### Aim
Within the listing below, locate all lines containing the word "ZİRVE". Copy each one.
** START Extracted entries **
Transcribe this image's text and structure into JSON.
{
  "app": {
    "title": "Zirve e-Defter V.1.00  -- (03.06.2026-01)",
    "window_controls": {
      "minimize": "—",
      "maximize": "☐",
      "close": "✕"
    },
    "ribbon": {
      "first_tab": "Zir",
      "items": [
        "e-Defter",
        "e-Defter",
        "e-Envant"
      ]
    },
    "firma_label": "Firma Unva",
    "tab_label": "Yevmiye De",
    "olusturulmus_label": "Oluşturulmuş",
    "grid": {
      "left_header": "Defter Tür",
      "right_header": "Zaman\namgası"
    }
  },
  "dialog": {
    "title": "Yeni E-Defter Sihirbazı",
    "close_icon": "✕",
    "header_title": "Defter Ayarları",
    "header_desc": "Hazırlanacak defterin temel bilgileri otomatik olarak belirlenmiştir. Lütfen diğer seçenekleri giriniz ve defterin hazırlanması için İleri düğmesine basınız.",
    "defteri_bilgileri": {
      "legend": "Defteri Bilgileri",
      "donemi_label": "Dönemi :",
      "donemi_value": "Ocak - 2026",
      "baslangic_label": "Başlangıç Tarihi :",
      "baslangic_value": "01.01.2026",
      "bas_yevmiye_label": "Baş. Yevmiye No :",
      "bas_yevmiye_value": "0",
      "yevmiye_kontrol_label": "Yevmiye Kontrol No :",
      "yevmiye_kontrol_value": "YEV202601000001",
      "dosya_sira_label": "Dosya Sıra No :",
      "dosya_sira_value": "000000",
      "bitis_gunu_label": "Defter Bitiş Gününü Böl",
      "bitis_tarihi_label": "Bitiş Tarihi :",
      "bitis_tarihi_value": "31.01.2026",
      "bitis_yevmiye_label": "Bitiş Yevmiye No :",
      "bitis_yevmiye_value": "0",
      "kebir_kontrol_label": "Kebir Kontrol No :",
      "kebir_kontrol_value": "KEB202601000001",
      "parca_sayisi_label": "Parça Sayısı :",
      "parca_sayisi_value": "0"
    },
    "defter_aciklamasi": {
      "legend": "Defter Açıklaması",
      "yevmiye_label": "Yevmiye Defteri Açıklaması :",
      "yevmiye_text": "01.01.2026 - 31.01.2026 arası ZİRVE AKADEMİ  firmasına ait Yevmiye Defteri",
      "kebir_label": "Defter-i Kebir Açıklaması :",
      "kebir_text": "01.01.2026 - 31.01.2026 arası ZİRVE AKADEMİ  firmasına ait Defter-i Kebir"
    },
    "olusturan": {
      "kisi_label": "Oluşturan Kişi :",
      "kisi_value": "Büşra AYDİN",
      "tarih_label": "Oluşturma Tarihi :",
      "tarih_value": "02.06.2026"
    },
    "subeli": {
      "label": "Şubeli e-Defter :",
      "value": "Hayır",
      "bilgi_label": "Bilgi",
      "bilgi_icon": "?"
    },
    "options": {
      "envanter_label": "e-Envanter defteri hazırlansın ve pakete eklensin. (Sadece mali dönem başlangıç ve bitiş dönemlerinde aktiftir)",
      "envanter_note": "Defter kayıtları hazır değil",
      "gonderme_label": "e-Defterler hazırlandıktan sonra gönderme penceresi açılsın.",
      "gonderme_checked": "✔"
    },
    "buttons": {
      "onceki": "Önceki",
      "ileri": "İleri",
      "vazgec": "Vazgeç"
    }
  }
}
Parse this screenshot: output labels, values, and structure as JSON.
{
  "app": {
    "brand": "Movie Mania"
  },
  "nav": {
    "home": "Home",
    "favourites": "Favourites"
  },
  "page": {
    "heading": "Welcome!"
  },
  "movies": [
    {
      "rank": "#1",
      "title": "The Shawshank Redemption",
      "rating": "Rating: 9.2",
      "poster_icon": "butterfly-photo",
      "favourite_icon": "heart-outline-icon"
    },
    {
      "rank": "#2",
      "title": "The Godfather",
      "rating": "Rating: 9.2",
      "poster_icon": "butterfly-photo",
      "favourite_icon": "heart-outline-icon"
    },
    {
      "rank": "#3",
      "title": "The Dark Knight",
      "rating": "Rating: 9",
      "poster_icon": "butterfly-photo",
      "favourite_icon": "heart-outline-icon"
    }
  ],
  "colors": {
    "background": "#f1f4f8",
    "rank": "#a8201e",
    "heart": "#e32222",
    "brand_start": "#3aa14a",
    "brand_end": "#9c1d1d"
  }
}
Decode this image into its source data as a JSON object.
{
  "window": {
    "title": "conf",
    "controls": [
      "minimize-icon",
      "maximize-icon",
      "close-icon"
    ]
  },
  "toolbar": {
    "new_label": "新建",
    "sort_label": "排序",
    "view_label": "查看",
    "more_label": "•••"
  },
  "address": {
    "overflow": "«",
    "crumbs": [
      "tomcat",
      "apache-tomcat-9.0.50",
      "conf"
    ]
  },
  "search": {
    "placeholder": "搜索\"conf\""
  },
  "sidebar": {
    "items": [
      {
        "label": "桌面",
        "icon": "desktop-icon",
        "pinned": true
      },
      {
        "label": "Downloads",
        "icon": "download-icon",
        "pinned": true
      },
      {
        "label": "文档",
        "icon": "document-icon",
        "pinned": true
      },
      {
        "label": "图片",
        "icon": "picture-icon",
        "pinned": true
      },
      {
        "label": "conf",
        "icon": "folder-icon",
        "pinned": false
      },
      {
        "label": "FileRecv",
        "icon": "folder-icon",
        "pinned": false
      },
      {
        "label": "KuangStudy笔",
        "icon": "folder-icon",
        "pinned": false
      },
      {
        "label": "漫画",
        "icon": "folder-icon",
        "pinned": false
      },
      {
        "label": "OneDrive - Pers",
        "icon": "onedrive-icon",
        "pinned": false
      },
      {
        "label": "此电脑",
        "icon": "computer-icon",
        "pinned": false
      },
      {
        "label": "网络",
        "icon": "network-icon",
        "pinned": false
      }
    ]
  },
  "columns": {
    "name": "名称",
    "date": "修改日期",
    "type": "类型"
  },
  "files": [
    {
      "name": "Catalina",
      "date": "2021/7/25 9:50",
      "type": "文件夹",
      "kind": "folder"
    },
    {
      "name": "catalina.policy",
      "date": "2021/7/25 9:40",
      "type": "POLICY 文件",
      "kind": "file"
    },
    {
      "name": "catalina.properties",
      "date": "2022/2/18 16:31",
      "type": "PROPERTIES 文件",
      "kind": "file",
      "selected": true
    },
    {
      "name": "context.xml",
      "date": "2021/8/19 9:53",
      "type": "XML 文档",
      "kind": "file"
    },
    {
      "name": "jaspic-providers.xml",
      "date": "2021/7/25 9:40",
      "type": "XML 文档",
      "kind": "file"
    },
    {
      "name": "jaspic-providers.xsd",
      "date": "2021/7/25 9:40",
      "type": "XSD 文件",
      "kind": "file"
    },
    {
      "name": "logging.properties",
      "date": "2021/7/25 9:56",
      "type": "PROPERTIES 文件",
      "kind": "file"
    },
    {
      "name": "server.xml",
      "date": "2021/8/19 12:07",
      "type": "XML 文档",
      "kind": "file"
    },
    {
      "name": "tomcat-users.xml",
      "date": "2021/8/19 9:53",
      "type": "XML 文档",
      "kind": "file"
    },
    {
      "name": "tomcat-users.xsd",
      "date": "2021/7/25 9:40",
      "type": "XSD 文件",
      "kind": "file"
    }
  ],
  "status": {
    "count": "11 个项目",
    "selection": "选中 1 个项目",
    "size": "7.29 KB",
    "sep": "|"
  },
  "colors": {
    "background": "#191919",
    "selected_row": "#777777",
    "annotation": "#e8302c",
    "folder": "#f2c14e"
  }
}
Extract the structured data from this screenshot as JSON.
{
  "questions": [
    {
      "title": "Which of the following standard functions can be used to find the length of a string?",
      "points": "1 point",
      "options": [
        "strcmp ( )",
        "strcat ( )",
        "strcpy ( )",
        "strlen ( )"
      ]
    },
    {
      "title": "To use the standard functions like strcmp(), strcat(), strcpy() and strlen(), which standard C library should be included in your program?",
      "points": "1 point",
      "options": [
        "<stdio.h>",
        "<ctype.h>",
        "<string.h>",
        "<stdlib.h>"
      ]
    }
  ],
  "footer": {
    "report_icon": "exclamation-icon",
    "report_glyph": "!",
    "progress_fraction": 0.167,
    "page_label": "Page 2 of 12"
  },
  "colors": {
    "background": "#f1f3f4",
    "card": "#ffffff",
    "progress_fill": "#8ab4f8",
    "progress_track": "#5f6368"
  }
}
** END Extracted entries **
### In response
      "yevmiye_text": "01.01.2026 - 31.01.2026 arası ZİRVE AKADEMİ  firmasına ait Yevmiye Defteri",
      "kebir_text": "01.01.2026 - 31.01.2026 arası ZİRVE AKADEMİ  firmasına ait Defter-i Kebir"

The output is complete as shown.